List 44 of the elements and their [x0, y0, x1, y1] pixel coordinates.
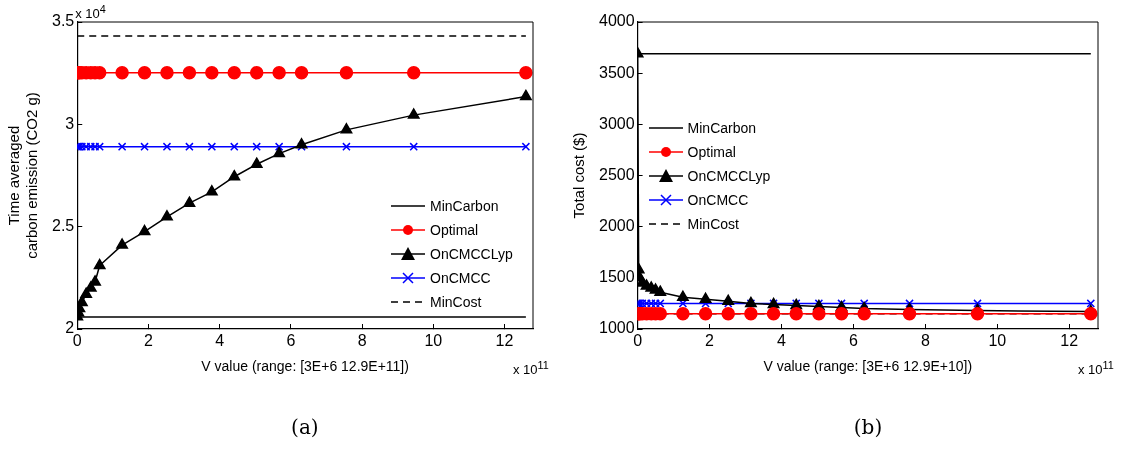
legend-label: OnCMCC	[430, 269, 491, 288]
x-tick-label: 0	[633, 332, 643, 350]
x-tick-label: 0	[72, 332, 82, 350]
x-tick-label: 12	[495, 332, 514, 350]
legend-label: OnCMCCLyp	[687, 166, 771, 186]
x-tick-label: 8	[357, 332, 367, 350]
x-tick-label: 4	[777, 332, 787, 350]
x-tick-label: 6	[286, 332, 296, 350]
x-tick-label: 2	[705, 332, 715, 350]
x-tick-label: 10	[988, 332, 1007, 350]
text: (b)	[853, 415, 883, 439]
y-tick-label: 1500	[599, 268, 635, 286]
x-tick-label: 2	[144, 332, 153, 350]
text: x 10$^{11}$	[1078, 359, 1114, 378]
y-tick-label: 2000	[599, 217, 635, 235]
y-tick-label: 4000	[599, 12, 635, 30]
x-tick-label: 12	[1060, 332, 1079, 350]
legend-label: MinCarbon	[430, 197, 499, 216]
y-tick-label: 1000	[599, 319, 635, 337]
y-tick-label: 2500	[599, 165, 635, 183]
y-tick-label: 2.5	[51, 217, 75, 235]
legend-label: MinCost	[430, 293, 482, 312]
legend-label: Optimal	[430, 221, 479, 240]
x-tick-label: 6	[848, 332, 858, 350]
legend-label: Optimal	[687, 142, 736, 162]
text: (a)	[291, 415, 319, 439]
y-tick-label: 2	[65, 319, 75, 337]
legend-label: OnCMCC	[687, 190, 749, 210]
y-tick-label: 3000	[599, 114, 635, 132]
y-tick-label: 3	[65, 114, 75, 132]
text: x 10$^{11}$	[513, 359, 549, 378]
legend-label: OnCMCCLyp	[430, 245, 513, 264]
legend-label: MinCost	[687, 214, 739, 234]
y-tick-label: 3.5	[51, 12, 75, 30]
x-tick-label: 8	[920, 332, 930, 350]
x-axis-title: V value (range: [3E+6 12.9E+10])	[763, 358, 973, 375]
x-axis-title: V value (range: [3E+6 12.9E+11])	[201, 358, 409, 375]
x-tick-label: 4	[215, 332, 225, 350]
y-axis-title: Total cost ($)	[570, 132, 588, 219]
y-axis-title: Time averaged carbon emission (CO2 g)	[5, 92, 41, 259]
x-tick-label: 10	[424, 332, 443, 350]
y-tick-label: 3500	[599, 63, 635, 81]
annotation: x 10$^{4}$	[75, 3, 106, 22]
legend-label: MinCarbon	[687, 118, 757, 138]
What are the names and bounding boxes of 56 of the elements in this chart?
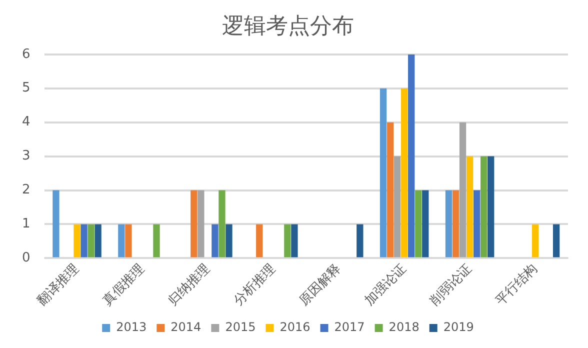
bar [218,190,226,258]
bar [80,224,88,258]
x-tick-label: 削弱论证 [428,261,476,309]
legend-label: 2016 [280,320,310,334]
bar [88,224,94,258]
bar [422,190,429,258]
bar [284,224,291,258]
x-tick-label: 真假推理 [100,261,148,309]
chart-title: 逻辑考点分布 [222,14,354,39]
bar [153,224,160,258]
x-tick-label: 翻译推理 [34,261,82,309]
x-tick-label: 归纳推理 [166,261,214,309]
y-tick-label: 6 [22,46,30,62]
bar [473,190,480,258]
bar [212,224,218,258]
bar [459,122,466,258]
y-tick-label: 4 [22,114,30,130]
legend-label: 2019 [443,320,474,334]
legend-label: 2013 [116,320,147,334]
bar [552,224,560,258]
y-tick-label: 1 [22,216,30,232]
y-tick-label: 3 [22,148,30,164]
bar [74,224,80,258]
y-tick-label: 0 [22,250,30,266]
bar [380,88,387,258]
bar [226,224,232,258]
x-tick-label: 加强论证 [362,261,410,309]
bar [466,156,474,258]
bar [401,88,408,258]
bar [386,122,394,258]
bar [291,224,298,258]
bar [118,224,125,258]
legend-label: 2014 [170,320,202,334]
bar [480,156,488,258]
bar [408,54,415,258]
bar [445,190,452,258]
bar [52,190,60,258]
bar [415,190,422,258]
bar [125,224,132,258]
legend-label: 2017 [334,320,365,334]
bar [190,190,198,258]
x-tick-label: 分析推理 [231,261,279,309]
bar [94,224,102,258]
y-tick-label: 2 [22,182,30,198]
bar [488,156,494,258]
legend-label: 2018 [388,320,420,334]
bar [452,190,460,258]
bar [198,190,204,258]
x-tick-label: 平行结构 [493,261,540,309]
bar [532,224,539,258]
bar [356,224,364,258]
y-tick-label: 5 [22,80,30,96]
legend-label: 2015 [225,320,256,334]
bar [394,156,401,258]
bar [256,224,263,258]
x-tick-label: 原因解释 [296,261,344,309]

__Task objective__:
Reproduce verbatim the rows from the one containing "269, 491, 288]" through the one containing "197, 499, 216]", including both.

__Exercise answer__:
legend-label: OnCMCC	[430, 269, 491, 288]
x-tick-label: 0	[633, 332, 643, 350]
x-tick-label: 0	[72, 332, 82, 350]
x-tick-label: 12	[495, 332, 514, 350]
legend-label: OnCMCCLyp	[687, 166, 771, 186]
x-tick-label: 8	[357, 332, 367, 350]
x-tick-label: 4	[777, 332, 787, 350]
x-tick-label: 6	[286, 332, 296, 350]
x-tick-label: 2	[705, 332, 715, 350]
x-tick-label: 10	[988, 332, 1007, 350]
text: (b)	[853, 415, 883, 439]
y-tick-label: 1500	[599, 268, 635, 286]
x-tick-label: 2	[144, 332, 153, 350]
text: x 10$^{11}$	[1078, 359, 1114, 378]
y-tick-label: 2000	[599, 217, 635, 235]
y-tick-label: 4000	[599, 12, 635, 30]
x-tick-label: 12	[1060, 332, 1079, 350]
legend-label: MinCarbon	[430, 197, 499, 216]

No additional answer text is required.